Output each entry below as it stands, leaving out every picture.

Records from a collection
— START —

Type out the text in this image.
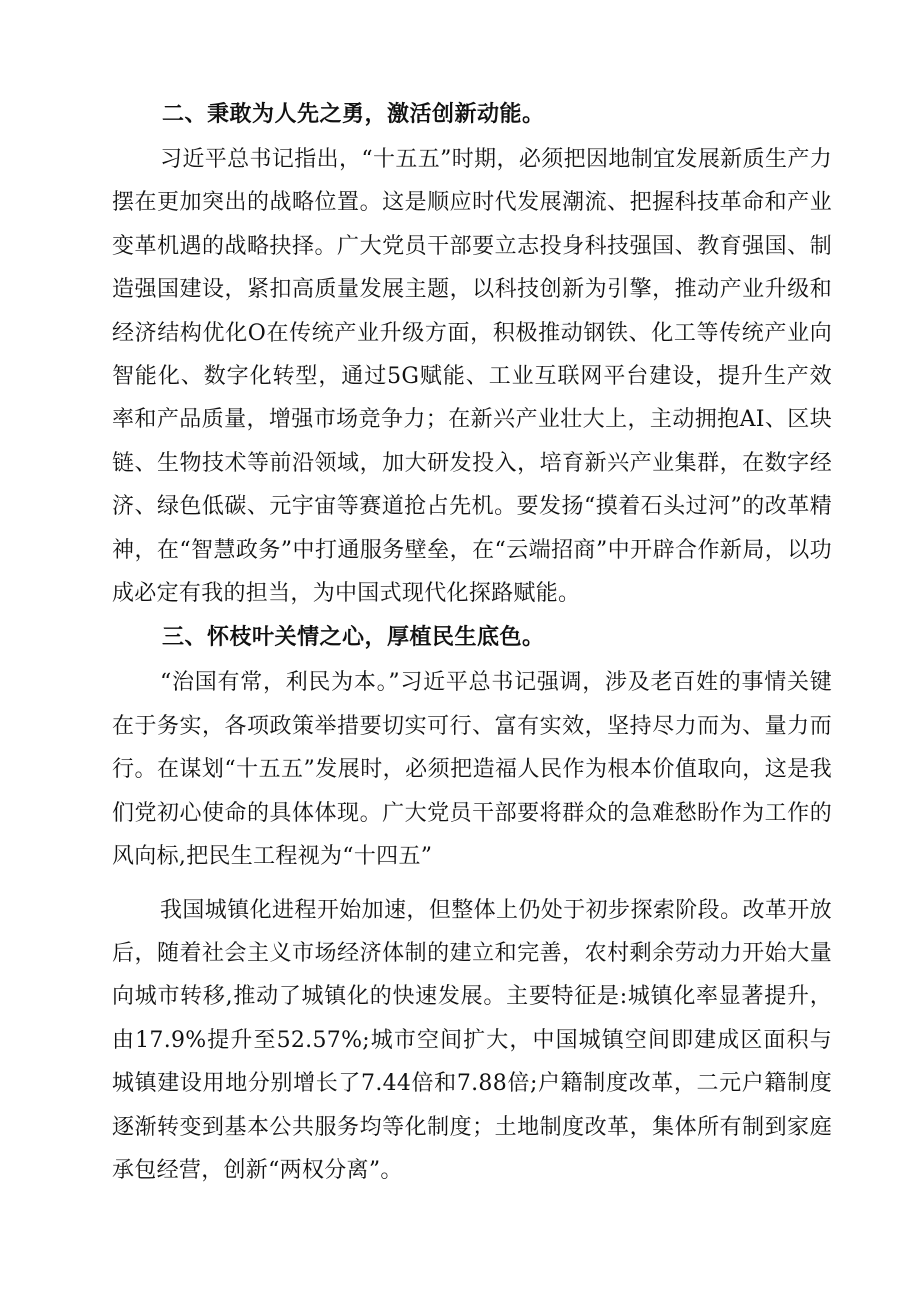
二、秉敢为人先之勇，激活创新动能。

习近平总书记指出，“十五五”时期，必须把因地制宜发展新质生产力摆在更加突出的战略位置。这是顺应时代发展潮流、把握科技革命和产业变革机遇的战略抉择。广大党员干部要立志投身科技强国、教育强国、制造强国建设，紧扣高质量发展主题，以科技创新为引擎，推动产业升级和经济结构优化O在传统产业升级方面，积极推动钢铁、化工等传统产业向智能化、数字化转型，通过5G赋能、工业互联网平台建设，提升生产效率和产品质量，增强市场竞争力；在新兴产业壮大上，主动拥抱AI、区块链、生物技术等前沿领域，加大研发投入，培育新兴产业集群，在数字经济、绿色低碳、元宇宙等赛道抢占先机。要发扬“摸着石头过河”的改革精神，在“智慧政务”中打通服务壁垒，在“云端招商”中开辟合作新局，以功成必定有我的担当，为中国式现代化探路赋能。

三、怀枝叶关情之心，厚植民生底色。

“治国有常，利民为本。”习近平总书记强调，涉及老百姓的事情关键在于务实，各项政策举措要切实可行、富有实效，坚持尽力而为、量力而行。在谋划“十五五”发展时，必须把造福人民作为根本价值取向，这是我们党初心使命的具体体现。广大党员干部要将群众的急难愁盼作为工作的风向标,把民生工程视为“十四五”

我国城镇化进程开始加速，但整体上仍处于初步探索阶段。改革开放后，随着社会主义市场经济体制的建立和完善，农村剩余劳动力开始大量向城市转移,推动了城镇化的快速发展。主要特征是:城镇化率显著提升，由17.9%提升至52.57%;城市空间扩大，中国城镇空间即建成区面积与城镇建设用地分别增长了7.44倍和7.88倍;户籍制度改革，二元户籍制度逐渐转变到基本公共服务均等化制度；土地制度改革，集体所有制到家庭承包经营，创新“两权分离”。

— END —

■ **Exercise solution**
Type out the text in this image.
二、秉敢为人先之勇，激活创新动能。

习近平总书记指出，“十五五”时期，必须把因地制宜发展新质生产力摆在更加突出的战略位置。这是顺应时代发展潮流、把握科技革命和产业变革机遇的战略抉择。广大党员干部要立志投身科技强国、教育强国、制造强国建设，紧扣高质量发展主题，以科技创新为引擎，推动产业升级和经济结构优化O在传统产业升级方面，积极推动钢铁、化工等传统产业向智能化、数字化转型，通过5G赋能、工业互联网平台建设，提升生产效率和产品质量，增强市场竞争力；在新兴产业壮大上，主动拥抱AI、区块链、生物技术等前沿领域，加大研发投入，培育新兴产业集群，在数字经济、绿色低碳、元宇宙等赛道抢占先机。要发扬“摸着石头过河”的改革精神，在“智慧政务”中打通服务壁垒，在“云端招商”中开辟合作新局，以功成必定有我的担当，为中国式现代化探路赋能。

三、怀枝叶关情之心，厚植民生底色。

“治国有常，利民为本。”习近平总书记强调，涉及老百姓的事情关键在于务实，各项政策举措要切实可行、富有实效，坚持尽力而为、量力而行。在谋划“十五五”发展时，必须把造福人民作为根本价值取向，这是我们党初心使命的具体体现。广大党员干部要将群众的急难愁盼作为工作的风向标,把民生工程视为“十四五”

我国城镇化进程开始加速，但整体上仍处于初步探索阶段。改革开放后，随着社会主义市场经济体制的建立和完善，农村剩余劳动力开始大量向城市转移,推动了城镇化的快速发展。主要特征是:城镇化率显著提升，由17.9%提升至52.57%;城市空间扩大，中国城镇空间即建成区面积与城镇建设用地分别增长了7.44倍和7.88倍;户籍制度改革，二元户籍制度逐渐转变到基本公共服务均等化制度；土地制度改革，集体所有制到家庭承包经营，创新“两权分离”。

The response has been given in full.